* [Aim]
Print, exactly and completely, every entry in the data.

* [Data listing]
+--
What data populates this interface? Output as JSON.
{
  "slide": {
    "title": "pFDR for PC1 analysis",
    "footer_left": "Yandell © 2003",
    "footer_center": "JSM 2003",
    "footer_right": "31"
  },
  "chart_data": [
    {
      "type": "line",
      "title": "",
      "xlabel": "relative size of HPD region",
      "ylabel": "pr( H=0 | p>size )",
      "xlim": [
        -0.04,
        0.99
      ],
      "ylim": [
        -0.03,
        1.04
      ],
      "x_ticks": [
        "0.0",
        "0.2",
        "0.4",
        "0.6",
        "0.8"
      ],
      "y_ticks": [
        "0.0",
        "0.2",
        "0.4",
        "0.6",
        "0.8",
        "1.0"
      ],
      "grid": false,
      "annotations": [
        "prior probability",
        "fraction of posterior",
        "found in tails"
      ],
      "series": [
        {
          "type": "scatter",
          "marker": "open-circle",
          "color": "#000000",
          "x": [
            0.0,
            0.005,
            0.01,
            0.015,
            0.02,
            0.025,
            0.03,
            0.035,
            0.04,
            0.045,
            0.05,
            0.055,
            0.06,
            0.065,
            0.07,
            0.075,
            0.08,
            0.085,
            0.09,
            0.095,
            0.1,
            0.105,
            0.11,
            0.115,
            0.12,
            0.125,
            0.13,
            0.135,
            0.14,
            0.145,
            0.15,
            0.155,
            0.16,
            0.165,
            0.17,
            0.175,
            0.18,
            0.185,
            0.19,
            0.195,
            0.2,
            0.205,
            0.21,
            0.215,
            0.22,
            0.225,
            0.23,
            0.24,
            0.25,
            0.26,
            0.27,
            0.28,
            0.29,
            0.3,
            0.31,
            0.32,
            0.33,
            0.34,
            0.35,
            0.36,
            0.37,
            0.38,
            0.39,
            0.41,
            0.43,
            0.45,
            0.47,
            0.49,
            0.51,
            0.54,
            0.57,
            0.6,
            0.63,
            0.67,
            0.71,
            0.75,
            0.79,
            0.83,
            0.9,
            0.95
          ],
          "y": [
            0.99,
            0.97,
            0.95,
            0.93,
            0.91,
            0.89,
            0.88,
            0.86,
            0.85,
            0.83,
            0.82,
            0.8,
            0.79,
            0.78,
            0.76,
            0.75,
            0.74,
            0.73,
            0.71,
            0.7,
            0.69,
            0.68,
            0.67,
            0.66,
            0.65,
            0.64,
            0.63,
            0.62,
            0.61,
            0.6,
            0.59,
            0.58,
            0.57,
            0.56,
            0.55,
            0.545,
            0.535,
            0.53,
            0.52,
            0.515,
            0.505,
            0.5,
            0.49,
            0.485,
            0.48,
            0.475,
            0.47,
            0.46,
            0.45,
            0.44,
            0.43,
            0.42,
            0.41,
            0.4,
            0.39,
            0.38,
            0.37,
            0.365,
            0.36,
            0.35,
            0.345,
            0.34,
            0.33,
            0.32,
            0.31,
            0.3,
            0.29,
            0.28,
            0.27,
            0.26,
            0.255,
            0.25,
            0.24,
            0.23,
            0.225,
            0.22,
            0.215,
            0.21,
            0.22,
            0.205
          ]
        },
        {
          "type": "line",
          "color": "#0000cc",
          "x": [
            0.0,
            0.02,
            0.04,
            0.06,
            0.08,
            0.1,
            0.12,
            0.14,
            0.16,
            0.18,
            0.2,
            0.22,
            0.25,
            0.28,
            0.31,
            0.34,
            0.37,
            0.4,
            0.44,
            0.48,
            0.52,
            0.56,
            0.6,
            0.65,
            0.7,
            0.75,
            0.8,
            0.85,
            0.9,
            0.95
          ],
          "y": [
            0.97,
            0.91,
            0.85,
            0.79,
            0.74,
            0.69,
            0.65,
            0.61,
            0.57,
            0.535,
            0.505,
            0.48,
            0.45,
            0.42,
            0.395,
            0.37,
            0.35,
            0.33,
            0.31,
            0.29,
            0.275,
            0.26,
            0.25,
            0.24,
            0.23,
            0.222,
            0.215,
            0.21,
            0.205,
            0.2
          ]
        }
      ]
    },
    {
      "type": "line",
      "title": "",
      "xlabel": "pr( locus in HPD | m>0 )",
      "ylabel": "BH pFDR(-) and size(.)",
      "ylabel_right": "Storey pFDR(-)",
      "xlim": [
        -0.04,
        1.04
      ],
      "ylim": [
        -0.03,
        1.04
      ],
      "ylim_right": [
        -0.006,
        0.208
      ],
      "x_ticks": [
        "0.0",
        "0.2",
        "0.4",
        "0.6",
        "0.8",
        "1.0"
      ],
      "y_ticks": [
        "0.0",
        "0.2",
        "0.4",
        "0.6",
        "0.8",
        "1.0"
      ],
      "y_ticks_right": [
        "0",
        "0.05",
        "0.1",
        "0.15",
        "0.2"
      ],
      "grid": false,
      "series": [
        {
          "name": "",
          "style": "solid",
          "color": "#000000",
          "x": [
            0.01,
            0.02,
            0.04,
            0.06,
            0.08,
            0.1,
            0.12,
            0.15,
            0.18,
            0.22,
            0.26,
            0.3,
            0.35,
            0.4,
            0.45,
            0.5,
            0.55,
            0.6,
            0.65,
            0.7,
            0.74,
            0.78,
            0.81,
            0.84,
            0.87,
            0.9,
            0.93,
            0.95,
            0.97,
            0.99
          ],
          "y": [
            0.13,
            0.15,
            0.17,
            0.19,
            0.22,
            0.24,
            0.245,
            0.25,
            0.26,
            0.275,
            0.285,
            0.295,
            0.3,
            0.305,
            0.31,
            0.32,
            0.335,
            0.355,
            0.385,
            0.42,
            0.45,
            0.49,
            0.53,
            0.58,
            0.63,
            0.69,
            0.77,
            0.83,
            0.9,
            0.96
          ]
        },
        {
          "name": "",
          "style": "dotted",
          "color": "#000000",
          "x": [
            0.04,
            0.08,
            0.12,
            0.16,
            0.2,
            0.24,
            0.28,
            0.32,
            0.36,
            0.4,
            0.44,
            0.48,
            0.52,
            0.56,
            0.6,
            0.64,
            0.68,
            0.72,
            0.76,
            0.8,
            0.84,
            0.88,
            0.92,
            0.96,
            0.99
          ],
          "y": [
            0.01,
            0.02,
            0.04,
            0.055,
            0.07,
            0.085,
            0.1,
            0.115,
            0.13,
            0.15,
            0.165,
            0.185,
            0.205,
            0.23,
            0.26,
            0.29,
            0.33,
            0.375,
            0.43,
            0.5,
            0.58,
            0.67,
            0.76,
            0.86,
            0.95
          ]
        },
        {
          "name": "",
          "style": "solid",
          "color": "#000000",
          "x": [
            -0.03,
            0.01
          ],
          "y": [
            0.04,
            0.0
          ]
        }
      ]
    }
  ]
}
+--
* [Exercise answer]
What data populates this interface? Output as JSON.
{
  "slide": {
    "title": "pFDR for PC1 analysis",
    "footer_left": "Yandell © 2003",
    "footer_center": "JSM 2003",
    "footer_right": "31"
  },
  "chart_data": [
    {
      "type": "line",
      "title": "",
      "xlabel": "relative size of HPD region",
      "ylabel": "pr( H=0 | p>size )",
      "xlim": [
        -0.04,
        0.99
      ],
      "ylim": [
        -0.03,
        1.04
      ],
      "x_ticks": [
        "0.0",
        "0.2",
        "0.4",
        "0.6",
        "0.8"
      ],
      "y_ticks": [
        "0.0",
        "0.2",
        "0.4",
        "0.6",
        "0.8",
        "1.0"
      ],
      "grid": false,
      "annotations": [
        "prior probability",
        "fraction of posterior",
        "found in tails"
      ],
      "series": [
        {
          "type": "scatter",
          "marker": "open-circle",
          "color": "#000000",
          "x": [
            0.0,
            0.005,
            0.01,
            0.015,
            0.02,
            0.025,
            0.03,
            0.035,
            0.04,
            0.045,
            0.05,
            0.055,
            0.06,
            0.065,
            0.07,
            0.075,
            0.08,
            0.085,
            0.09,
            0.095,
            0.1,
            0.105,
            0.11,
            0.115,
            0.12,
            0.125,
            0.13,
            0.135,
            0.14,
            0.145,
            0.15,
            0.155,
            0.16,
            0.165,
            0.17,
            0.175,
            0.18,
            0.185,
            0.19,
            0.195,
            0.2,
            0.205,
            0.21,
            0.215,
            0.22,
            0.225,
            0.23,
            0.24,
            0.25,
            0.26,
            0.27,
            0.28,
            0.29,
            0.3,
            0.31,
            0.32,
            0.33,
            0.34,
            0.35,
            0.36,
            0.37,
            0.38,
            0.39,
            0.41,
            0.43,
            0.45,
            0.47,
            0.49,
            0.51,
            0.54,
            0.57,
            0.6,
            0.63,
            0.67,
            0.71,
            0.75,
            0.79,
            0.83,
            0.9,
            0.95
          ],
          "y": [
            0.99,
            0.97,
            0.95,
            0.93,
            0.91,
            0.89,
            0.88,
            0.86,
            0.85,
            0.83,
            0.82,
            0.8,
            0.79,
            0.78,
            0.76,
            0.75,
            0.74,
            0.73,
            0.71,
            0.7,
            0.69,
            0.68,
            0.67,
            0.66,
            0.65,
            0.64,
            0.63,
            0.62,
            0.61,
            0.6,
            0.59,
            0.58,
            0.57,
            0.56,
            0.55,
            0.545,
            0.535,
            0.53,
            0.52,
            0.515,
            0.505,
            0.5,
            0.49,
            0.485,
            0.48,
            0.475,
            0.47,
            0.46,
            0.45,
            0.44,
            0.43,
            0.42,
            0.41,
            0.4,
            0.39,
            0.38,
            0.37,
            0.365,
            0.36,
            0.35,
            0.345,
            0.34,
            0.33,
            0.32,
            0.31,
            0.3,
            0.29,
            0.28,
            0.27,
            0.26,
            0.255,
            0.25,
            0.24,
            0.23,
            0.225,
            0.22,
            0.215,
            0.21,
            0.22,
            0.205
          ]
        },
        {
          "type": "line",
          "color": "#0000cc",
          "x": [
            0.0,
            0.02,
            0.04,
            0.06,
            0.08,
            0.1,
            0.12,
            0.14,
            0.16,
            0.18,
            0.2,
            0.22,
            0.25,
            0.28,
            0.31,
            0.34,
            0.37,
            0.4,
            0.44,
            0.48,
            0.52,
            0.56,
            0.6,
            0.65,
            0.7,
            0.75,
            0.8,
            0.85,
            0.9,
            0.95
          ],
          "y": [
            0.97,
            0.91,
            0.85,
            0.79,
            0.74,
            0.69,
            0.65,
            0.61,
            0.57,
            0.535,
            0.505,
            0.48,
            0.45,
            0.42,
            0.395,
            0.37,
            0.35,
            0.33,
            0.31,
            0.29,
            0.275,
            0.26,
            0.25,
            0.24,
            0.23,
            0.222,
            0.215,
            0.21,
            0.205,
            0.2
          ]
        }
      ]
    },
    {
      "type": "line",
      "title": "",
      "xlabel": "pr( locus in HPD | m>0 )",
      "ylabel": "BH pFDR(-) and size(.)",
      "ylabel_right": "Storey pFDR(-)",
      "xlim": [
        -0.04,
        1.04
      ],
      "ylim": [
        -0.03,
        1.04
      ],
      "ylim_right": [
        -0.006,
        0.208
      ],
      "x_ticks": [
        "0.0",
        "0.2",
        "0.4",
        "0.6",
        "0.8",
        "1.0"
      ],
      "y_ticks": [
        "0.0",
        "0.2",
        "0.4",
        "0.6",
        "0.8",
        "1.0"
      ],
      "y_ticks_right": [
        "0",
        "0.05",
        "0.1",
        "0.15",
        "0.2"
      ],
      "grid": false,
      "series": [
        {
          "name": "",
          "style": "solid",
          "color": "#000000",
          "x": [
            0.01,
            0.02,
            0.04,
            0.06,
            0.08,
            0.1,
            0.12,
            0.15,
            0.18,
            0.22,
            0.26,
            0.3,
            0.35,
            0.4,
            0.45,
            0.5,
            0.55,
            0.6,
            0.65,
            0.7,
            0.74,
            0.78,
            0.81,
            0.84,
            0.87,
            0.9,
            0.93,
            0.95,
            0.97,
            0.99
          ],
          "y": [
            0.13,
            0.15,
            0.17,
            0.19,
            0.22,
            0.24,
            0.245,
            0.25,
            0.26,
            0.275,
            0.285,
            0.295,
            0.3,
            0.305,
            0.31,
            0.32,
            0.335,
            0.355,
            0.385,
            0.42,
            0.45,
            0.49,
            0.53,
            0.58,
            0.63,
            0.69,
            0.77,
            0.83,
            0.9,
            0.96
          ]
        },
        {
          "name": "",
          "style": "dotted",
          "color": "#000000",
          "x": [
            0.04,
            0.08,
            0.12,
            0.16,
            0.2,
            0.24,
            0.28,
            0.32,
            0.36,
            0.4,
            0.44,
            0.48,
            0.52,
            0.56,
            0.6,
            0.64,
            0.68,
            0.72,
            0.76,
            0.8,
            0.84,
            0.88,
            0.92,
            0.96,
            0.99
          ],
          "y": [
            0.01,
            0.02,
            0.04,
            0.055,
            0.07,
            0.085,
            0.1,
            0.115,
            0.13,
            0.15,
            0.165,
            0.185,
            0.205,
            0.23,
            0.26,
            0.29,
            0.33,
            0.375,
            0.43,
            0.5,
            0.58,
            0.67,
            0.76,
            0.86,
            0.95
          ]
        },
        {
          "name": "",
          "style": "solid",
          "color": "#000000",
          "x": [
            -0.03,
            0.01
          ],
          "y": [
            0.04,
            0.0
          ]
        }
      ]
    }
  ]
}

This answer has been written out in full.